-- Start RECORDS SHOWN --

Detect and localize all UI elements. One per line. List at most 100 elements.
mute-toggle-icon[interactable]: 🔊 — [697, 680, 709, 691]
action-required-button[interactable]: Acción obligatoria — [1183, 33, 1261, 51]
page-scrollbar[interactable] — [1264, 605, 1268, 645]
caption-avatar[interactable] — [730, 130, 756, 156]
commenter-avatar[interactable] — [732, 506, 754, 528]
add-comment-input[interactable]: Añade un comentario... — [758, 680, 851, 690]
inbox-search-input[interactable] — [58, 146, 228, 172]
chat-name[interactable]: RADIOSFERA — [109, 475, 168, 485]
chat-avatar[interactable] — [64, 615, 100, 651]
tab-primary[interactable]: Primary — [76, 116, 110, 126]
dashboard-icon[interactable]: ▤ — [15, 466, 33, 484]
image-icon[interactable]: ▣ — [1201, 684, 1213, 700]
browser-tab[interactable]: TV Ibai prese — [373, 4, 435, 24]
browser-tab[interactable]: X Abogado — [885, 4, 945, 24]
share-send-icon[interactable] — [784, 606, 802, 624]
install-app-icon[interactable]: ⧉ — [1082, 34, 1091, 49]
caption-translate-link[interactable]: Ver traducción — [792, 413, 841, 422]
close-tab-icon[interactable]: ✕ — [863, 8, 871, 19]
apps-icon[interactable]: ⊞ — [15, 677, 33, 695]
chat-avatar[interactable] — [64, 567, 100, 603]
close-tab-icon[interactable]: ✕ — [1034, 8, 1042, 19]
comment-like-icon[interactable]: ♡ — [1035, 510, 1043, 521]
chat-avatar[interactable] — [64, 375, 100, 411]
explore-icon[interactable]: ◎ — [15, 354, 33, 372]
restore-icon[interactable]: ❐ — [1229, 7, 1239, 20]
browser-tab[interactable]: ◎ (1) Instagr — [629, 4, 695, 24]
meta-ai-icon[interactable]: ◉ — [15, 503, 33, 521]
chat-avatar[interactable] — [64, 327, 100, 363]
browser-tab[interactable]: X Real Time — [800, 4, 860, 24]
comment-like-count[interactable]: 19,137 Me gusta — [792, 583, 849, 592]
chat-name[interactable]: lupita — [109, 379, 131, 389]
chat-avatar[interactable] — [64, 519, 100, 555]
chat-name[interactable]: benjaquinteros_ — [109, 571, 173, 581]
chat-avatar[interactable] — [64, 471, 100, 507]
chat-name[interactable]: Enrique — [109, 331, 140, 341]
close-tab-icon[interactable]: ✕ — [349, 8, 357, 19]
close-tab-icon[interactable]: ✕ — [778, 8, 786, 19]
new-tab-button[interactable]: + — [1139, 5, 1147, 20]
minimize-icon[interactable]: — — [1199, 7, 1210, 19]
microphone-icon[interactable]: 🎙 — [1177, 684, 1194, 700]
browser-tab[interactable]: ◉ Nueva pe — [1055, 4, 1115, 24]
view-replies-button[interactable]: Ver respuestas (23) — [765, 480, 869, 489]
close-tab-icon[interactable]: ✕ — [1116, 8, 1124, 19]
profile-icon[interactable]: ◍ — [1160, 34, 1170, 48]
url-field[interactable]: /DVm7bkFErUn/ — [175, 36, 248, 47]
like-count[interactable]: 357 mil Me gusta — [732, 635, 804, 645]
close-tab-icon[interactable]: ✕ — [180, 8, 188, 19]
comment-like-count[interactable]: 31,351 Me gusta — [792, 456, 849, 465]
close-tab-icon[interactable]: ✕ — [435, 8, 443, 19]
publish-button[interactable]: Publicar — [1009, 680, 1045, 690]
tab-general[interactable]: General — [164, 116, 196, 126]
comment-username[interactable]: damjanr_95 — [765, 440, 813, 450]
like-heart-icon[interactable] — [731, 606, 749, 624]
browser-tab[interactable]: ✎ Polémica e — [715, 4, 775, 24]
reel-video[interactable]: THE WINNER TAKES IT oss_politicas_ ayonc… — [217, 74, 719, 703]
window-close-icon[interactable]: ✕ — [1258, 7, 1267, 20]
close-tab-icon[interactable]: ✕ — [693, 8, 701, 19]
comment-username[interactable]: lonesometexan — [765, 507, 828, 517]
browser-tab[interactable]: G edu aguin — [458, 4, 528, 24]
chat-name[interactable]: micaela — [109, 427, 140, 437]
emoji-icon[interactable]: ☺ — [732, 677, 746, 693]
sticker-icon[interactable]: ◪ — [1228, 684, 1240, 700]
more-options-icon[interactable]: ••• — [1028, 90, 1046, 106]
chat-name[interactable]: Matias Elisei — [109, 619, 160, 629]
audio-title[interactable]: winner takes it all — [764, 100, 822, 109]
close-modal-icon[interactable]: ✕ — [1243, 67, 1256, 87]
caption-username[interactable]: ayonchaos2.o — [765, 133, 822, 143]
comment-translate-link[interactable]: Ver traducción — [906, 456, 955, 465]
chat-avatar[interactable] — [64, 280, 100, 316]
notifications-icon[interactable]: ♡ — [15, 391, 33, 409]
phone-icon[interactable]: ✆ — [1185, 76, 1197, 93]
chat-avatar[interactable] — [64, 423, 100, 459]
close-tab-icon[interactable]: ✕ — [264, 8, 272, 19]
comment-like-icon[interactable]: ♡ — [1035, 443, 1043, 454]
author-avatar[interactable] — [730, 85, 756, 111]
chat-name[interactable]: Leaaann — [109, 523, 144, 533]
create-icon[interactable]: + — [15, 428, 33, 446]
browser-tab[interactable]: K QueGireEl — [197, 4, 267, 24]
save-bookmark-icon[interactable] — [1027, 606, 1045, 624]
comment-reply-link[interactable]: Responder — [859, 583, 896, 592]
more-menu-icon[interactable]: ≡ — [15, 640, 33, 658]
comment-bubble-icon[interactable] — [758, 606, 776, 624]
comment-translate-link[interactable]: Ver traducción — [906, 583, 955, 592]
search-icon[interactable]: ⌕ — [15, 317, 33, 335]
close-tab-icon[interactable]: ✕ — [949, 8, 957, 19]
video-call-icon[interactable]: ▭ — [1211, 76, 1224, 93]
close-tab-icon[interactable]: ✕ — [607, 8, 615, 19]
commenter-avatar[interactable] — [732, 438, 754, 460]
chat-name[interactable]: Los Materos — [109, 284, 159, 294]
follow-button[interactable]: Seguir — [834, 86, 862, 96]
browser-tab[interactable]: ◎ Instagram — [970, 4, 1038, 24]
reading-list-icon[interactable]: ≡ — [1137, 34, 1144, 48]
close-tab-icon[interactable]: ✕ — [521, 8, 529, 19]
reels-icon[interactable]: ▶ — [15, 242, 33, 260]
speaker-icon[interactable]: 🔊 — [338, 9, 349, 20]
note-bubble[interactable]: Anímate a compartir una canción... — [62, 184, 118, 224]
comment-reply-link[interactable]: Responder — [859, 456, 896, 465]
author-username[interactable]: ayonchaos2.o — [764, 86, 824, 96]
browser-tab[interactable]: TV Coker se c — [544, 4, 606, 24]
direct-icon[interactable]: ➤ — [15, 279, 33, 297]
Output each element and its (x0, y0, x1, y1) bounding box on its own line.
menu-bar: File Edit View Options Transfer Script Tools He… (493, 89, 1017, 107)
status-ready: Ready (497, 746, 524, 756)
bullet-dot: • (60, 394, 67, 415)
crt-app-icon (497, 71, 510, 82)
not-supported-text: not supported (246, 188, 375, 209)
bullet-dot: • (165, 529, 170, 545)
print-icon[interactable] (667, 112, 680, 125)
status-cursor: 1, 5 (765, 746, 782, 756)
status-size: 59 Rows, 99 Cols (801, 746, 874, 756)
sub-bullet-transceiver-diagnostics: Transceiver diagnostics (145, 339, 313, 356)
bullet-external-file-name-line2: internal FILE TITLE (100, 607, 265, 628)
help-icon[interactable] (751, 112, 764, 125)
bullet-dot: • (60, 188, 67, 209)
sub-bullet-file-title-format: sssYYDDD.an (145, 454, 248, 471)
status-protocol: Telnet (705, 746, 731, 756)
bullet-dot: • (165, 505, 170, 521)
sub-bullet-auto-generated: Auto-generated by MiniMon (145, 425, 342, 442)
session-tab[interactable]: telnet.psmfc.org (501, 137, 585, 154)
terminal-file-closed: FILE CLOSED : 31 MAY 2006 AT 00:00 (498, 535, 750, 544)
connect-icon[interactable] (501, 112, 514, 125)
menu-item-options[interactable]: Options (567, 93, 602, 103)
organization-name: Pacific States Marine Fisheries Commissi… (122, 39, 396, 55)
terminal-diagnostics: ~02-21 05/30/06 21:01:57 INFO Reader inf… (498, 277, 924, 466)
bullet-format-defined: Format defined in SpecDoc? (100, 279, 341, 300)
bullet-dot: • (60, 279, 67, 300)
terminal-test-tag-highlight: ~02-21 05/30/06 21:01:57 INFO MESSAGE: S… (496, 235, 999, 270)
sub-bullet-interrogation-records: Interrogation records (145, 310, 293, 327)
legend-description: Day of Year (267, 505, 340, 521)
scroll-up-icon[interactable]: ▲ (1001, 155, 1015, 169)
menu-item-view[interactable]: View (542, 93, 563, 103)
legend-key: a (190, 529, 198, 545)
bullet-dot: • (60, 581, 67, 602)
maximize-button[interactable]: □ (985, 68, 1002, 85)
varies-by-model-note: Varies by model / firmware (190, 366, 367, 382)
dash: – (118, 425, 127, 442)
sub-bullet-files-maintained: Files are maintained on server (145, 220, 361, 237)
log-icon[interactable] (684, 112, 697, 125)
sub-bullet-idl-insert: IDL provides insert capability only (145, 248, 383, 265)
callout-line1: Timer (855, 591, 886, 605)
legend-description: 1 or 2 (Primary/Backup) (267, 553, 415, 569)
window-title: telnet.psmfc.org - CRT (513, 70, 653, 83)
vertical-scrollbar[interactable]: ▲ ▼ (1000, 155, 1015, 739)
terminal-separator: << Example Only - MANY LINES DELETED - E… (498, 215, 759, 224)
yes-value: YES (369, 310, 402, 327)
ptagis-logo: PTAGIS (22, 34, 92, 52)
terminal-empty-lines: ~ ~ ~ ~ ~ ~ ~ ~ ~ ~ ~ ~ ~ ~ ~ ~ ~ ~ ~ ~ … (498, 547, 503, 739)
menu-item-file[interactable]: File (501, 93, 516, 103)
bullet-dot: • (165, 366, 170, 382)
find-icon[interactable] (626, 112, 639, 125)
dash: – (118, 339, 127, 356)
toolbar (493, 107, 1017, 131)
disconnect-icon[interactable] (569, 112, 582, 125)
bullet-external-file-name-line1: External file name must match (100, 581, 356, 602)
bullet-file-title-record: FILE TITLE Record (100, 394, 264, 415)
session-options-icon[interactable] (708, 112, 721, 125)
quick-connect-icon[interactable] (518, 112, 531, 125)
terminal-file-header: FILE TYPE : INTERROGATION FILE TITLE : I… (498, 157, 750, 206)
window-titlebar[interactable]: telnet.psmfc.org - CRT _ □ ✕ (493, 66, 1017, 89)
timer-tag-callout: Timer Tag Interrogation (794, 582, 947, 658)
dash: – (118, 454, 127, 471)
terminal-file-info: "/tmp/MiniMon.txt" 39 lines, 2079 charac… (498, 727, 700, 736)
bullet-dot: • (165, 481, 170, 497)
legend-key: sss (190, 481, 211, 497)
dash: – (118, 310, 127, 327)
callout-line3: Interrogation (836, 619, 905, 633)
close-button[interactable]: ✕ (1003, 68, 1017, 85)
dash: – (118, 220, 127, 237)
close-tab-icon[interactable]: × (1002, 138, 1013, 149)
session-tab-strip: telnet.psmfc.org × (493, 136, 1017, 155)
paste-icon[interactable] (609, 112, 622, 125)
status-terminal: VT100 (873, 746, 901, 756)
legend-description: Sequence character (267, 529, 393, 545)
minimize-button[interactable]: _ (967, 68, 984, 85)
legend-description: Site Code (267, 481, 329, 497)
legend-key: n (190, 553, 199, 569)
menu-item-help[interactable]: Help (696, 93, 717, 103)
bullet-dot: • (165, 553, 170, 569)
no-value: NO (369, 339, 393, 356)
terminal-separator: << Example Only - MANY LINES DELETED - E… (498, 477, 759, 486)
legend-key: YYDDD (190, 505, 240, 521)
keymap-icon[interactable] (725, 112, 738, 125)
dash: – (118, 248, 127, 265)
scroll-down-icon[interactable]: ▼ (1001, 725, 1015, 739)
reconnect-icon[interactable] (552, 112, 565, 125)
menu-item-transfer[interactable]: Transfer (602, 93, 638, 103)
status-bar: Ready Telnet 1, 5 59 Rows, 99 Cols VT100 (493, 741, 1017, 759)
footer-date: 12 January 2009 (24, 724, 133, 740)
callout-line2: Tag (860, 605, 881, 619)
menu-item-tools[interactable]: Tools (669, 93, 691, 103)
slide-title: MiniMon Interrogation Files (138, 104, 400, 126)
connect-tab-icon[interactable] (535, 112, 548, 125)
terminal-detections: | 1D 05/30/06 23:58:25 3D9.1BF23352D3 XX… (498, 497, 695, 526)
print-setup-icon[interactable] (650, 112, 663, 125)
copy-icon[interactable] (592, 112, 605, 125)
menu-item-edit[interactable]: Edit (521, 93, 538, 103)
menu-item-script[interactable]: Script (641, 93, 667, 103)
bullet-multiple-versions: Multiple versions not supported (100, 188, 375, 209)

-- End RECORDS SHOWN --

**SHORT PROBLEM**
Print the lines verbatim, from the first line of the records through the line containing "dashboard-icon[interactable]: ▤ —", including both.

**COMPLETED TASK**
Detect and localize all UI elements. One per line. List at most 100 elements.
mute-toggle-icon[interactable]: 🔊 — [697, 680, 709, 691]
action-required-button[interactable]: Acción obligatoria — [1183, 33, 1261, 51]
page-scrollbar[interactable] — [1264, 605, 1268, 645]
caption-avatar[interactable] — [730, 130, 756, 156]
commenter-avatar[interactable] — [732, 506, 754, 528]
add-comment-input[interactable]: Añade un comentario... — [758, 680, 851, 690]
inbox-search-input[interactable] — [58, 146, 228, 172]
chat-name[interactable]: RADIOSFERA — [109, 475, 168, 485]
chat-avatar[interactable] — [64, 615, 100, 651]
tab-primary[interactable]: Primary — [76, 116, 110, 126]
dashboard-icon[interactable]: ▤ — [15, 466, 33, 484]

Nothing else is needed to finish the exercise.